▶ DATA TO PROCESS:
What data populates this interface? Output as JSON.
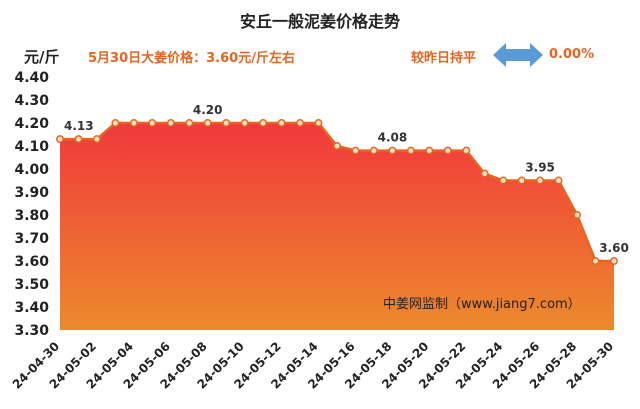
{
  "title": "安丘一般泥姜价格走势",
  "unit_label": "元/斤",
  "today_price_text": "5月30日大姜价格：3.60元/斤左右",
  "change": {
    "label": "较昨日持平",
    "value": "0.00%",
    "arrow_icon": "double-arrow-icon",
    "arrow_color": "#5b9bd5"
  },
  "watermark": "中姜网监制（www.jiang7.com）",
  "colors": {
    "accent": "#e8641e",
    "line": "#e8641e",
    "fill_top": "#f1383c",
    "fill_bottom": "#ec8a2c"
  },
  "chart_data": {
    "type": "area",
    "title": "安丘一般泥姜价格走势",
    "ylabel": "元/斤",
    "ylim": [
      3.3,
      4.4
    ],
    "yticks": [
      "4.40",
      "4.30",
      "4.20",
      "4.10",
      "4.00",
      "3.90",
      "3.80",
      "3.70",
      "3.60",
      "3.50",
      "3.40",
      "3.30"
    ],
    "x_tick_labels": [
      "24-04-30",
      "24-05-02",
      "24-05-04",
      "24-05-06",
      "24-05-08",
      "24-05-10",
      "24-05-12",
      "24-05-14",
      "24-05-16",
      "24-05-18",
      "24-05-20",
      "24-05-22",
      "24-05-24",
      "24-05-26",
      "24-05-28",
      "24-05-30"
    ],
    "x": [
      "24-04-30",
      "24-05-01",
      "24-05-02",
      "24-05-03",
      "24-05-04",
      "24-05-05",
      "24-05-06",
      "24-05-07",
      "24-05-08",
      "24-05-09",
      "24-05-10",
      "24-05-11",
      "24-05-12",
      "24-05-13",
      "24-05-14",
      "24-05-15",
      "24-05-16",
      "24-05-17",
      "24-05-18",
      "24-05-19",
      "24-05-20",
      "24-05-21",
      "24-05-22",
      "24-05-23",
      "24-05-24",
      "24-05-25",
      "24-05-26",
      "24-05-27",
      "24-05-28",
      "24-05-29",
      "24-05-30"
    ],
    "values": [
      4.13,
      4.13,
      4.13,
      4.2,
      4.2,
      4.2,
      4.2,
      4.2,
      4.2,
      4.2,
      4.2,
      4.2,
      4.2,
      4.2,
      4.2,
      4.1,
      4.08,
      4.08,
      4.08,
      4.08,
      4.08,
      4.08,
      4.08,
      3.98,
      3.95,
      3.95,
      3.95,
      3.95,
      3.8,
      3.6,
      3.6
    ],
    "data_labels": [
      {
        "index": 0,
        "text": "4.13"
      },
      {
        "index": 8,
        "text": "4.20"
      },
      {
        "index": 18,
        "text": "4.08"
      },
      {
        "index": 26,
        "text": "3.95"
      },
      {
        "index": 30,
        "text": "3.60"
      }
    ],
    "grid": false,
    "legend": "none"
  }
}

▶ WRITTEN PROBLEM: Please write out all of the material above without changing a word, and omit any pictures.

▶ SOLUTION:
What data populates this interface? Output as JSON.
{
  "title": "安丘一般泥姜价格走势",
  "unit_label": "元/斤",
  "today_price_text": "5月30日大姜价格：3.60元/斤左右",
  "change": {
    "label": "较昨日持平",
    "value": "0.00%",
    "arrow_icon": "double-arrow-icon",
    "arrow_color": "#5b9bd5"
  },
  "watermark": "中姜网监制（www.jiang7.com）",
  "colors": {
    "accent": "#e8641e",
    "line": "#e8641e",
    "fill_top": "#f1383c",
    "fill_bottom": "#ec8a2c"
  },
  "chart_data": {
    "type": "area",
    "title": "安丘一般泥姜价格走势",
    "ylabel": "元/斤",
    "ylim": [
      3.3,
      4.4
    ],
    "yticks": [
      "4.40",
      "4.30",
      "4.20",
      "4.10",
      "4.00",
      "3.90",
      "3.80",
      "3.70",
      "3.60",
      "3.50",
      "3.40",
      "3.30"
    ],
    "x_tick_labels": [
      "24-04-30",
      "24-05-02",
      "24-05-04",
      "24-05-06",
      "24-05-08",
      "24-05-10",
      "24-05-12",
      "24-05-14",
      "24-05-16",
      "24-05-18",
      "24-05-20",
      "24-05-22",
      "24-05-24",
      "24-05-26",
      "24-05-28",
      "24-05-30"
    ],
    "x": [
      "24-04-30",
      "24-05-01",
      "24-05-02",
      "24-05-03",
      "24-05-04",
      "24-05-05",
      "24-05-06",
      "24-05-07",
      "24-05-08",
      "24-05-09",
      "24-05-10",
      "24-05-11",
      "24-05-12",
      "24-05-13",
      "24-05-14",
      "24-05-15",
      "24-05-16",
      "24-05-17",
      "24-05-18",
      "24-05-19",
      "24-05-20",
      "24-05-21",
      "24-05-22",
      "24-05-23",
      "24-05-24",
      "24-05-25",
      "24-05-26",
      "24-05-27",
      "24-05-28",
      "24-05-29",
      "24-05-30"
    ],
    "values": [
      4.13,
      4.13,
      4.13,
      4.2,
      4.2,
      4.2,
      4.2,
      4.2,
      4.2,
      4.2,
      4.2,
      4.2,
      4.2,
      4.2,
      4.2,
      4.1,
      4.08,
      4.08,
      4.08,
      4.08,
      4.08,
      4.08,
      4.08,
      3.98,
      3.95,
      3.95,
      3.95,
      3.95,
      3.8,
      3.6,
      3.6
    ],
    "data_labels": [
      {
        "index": 0,
        "text": "4.13"
      },
      {
        "index": 8,
        "text": "4.20"
      },
      {
        "index": 18,
        "text": "4.08"
      },
      {
        "index": 26,
        "text": "3.95"
      },
      {
        "index": 30,
        "text": "3.60"
      }
    ],
    "grid": false,
    "legend": "none"
  }
}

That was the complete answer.